**EXERCISE PROMPT:**
All lines in the data bearing the string "name" should be identified and copied.

**ENTRIES:**
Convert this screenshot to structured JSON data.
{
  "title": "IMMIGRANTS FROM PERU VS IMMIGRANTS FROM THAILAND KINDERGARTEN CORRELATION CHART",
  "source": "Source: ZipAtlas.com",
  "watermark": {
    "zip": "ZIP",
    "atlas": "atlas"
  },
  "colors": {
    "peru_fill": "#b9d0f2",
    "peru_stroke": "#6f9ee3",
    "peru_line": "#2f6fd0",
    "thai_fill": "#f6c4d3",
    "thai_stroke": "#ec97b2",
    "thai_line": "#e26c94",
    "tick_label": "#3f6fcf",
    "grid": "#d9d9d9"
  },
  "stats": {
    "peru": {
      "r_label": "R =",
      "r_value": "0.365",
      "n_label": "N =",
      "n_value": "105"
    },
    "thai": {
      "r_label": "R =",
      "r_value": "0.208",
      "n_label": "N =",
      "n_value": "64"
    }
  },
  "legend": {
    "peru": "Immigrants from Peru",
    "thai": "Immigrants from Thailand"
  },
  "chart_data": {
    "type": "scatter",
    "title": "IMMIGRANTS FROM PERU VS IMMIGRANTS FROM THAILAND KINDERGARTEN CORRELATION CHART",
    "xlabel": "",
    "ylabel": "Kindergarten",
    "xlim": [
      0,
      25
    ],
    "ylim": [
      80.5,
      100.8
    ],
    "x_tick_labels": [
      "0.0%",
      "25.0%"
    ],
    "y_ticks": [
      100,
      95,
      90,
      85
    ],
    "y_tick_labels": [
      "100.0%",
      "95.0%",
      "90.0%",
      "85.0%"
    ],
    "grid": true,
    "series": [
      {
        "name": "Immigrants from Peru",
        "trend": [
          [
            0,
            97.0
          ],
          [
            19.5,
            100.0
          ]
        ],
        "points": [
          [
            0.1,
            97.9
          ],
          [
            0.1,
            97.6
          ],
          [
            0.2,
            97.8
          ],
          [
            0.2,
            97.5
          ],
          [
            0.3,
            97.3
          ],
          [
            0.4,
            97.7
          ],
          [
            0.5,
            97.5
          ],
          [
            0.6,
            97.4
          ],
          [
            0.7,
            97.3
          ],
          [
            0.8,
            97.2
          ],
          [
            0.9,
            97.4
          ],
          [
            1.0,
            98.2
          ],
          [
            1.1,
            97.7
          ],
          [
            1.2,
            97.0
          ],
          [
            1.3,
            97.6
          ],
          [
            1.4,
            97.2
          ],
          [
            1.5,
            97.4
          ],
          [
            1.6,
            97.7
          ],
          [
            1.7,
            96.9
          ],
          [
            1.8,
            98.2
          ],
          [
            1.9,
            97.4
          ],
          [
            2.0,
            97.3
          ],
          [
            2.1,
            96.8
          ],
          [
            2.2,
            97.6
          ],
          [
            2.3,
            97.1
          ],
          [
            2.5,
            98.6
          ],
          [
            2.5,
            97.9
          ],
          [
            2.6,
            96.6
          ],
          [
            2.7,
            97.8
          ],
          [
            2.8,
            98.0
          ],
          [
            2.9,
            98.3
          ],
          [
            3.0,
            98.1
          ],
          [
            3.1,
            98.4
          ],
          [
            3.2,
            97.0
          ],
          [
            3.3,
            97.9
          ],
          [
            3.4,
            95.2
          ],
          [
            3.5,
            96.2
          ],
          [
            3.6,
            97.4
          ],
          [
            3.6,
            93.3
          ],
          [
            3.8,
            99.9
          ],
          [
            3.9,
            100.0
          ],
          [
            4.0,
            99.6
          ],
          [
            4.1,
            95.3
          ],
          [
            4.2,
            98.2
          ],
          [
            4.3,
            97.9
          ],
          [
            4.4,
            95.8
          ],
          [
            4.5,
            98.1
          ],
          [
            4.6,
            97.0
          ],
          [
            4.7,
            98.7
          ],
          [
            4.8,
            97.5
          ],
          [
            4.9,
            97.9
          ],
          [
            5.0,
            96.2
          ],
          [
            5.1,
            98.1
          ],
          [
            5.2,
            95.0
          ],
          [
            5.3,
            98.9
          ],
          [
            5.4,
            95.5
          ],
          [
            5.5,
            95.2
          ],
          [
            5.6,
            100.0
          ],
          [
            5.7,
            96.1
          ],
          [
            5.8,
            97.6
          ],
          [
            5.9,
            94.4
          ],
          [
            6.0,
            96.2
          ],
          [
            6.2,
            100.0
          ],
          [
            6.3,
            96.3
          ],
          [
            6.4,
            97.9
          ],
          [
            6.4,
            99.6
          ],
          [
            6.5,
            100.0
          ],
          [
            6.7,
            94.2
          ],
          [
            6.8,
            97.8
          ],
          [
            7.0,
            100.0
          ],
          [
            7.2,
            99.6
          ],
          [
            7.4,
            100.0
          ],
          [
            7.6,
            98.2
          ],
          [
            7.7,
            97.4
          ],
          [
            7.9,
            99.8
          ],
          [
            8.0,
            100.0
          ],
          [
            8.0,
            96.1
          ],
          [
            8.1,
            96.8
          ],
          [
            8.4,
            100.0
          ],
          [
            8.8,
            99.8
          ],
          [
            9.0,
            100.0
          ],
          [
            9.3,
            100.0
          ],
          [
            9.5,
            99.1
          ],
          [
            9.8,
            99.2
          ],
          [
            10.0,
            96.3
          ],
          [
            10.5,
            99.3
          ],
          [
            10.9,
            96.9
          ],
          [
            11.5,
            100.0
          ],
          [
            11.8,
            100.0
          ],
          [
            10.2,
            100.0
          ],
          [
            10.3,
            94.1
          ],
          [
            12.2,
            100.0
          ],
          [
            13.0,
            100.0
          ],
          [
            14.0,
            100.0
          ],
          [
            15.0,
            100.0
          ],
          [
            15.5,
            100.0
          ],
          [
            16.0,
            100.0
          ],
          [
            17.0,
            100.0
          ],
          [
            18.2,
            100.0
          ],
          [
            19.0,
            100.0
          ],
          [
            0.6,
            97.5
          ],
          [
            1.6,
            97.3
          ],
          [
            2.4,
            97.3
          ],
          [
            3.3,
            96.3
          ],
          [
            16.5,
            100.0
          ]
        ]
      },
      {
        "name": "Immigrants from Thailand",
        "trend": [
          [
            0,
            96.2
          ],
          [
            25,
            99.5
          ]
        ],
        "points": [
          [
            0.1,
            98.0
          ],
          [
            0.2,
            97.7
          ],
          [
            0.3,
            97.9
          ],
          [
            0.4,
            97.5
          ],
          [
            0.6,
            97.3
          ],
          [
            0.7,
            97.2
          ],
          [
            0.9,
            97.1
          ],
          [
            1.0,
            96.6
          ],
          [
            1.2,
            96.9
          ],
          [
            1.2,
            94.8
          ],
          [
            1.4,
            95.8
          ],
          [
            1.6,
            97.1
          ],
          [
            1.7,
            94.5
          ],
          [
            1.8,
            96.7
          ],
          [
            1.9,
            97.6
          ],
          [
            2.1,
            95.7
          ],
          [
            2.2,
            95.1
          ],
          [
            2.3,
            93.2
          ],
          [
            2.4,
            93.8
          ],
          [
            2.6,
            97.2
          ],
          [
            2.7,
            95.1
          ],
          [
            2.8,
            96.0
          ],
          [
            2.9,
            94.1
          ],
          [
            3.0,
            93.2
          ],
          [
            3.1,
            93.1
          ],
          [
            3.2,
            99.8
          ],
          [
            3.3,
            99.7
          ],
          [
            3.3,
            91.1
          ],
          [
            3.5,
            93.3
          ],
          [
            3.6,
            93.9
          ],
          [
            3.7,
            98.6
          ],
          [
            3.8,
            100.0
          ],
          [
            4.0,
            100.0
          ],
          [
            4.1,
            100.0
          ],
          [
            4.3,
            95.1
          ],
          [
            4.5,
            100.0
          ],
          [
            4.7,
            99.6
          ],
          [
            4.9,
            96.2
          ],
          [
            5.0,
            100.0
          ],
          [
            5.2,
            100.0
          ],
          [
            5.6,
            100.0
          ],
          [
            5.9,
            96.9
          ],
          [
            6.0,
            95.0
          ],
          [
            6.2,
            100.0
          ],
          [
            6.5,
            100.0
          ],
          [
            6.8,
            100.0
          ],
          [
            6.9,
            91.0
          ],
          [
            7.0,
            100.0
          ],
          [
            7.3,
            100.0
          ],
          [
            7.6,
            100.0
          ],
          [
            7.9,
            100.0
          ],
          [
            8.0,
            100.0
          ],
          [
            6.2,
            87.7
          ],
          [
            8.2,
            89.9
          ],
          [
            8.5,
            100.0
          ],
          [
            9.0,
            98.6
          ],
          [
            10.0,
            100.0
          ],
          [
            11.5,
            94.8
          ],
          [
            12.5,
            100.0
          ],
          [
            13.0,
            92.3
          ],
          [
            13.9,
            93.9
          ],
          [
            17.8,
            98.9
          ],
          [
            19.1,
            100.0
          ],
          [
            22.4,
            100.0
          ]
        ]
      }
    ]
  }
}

**EXERCISE OUTPUT:**
        "name": "Immigrants from Peru",
        "name": "Immigrants from Thailand",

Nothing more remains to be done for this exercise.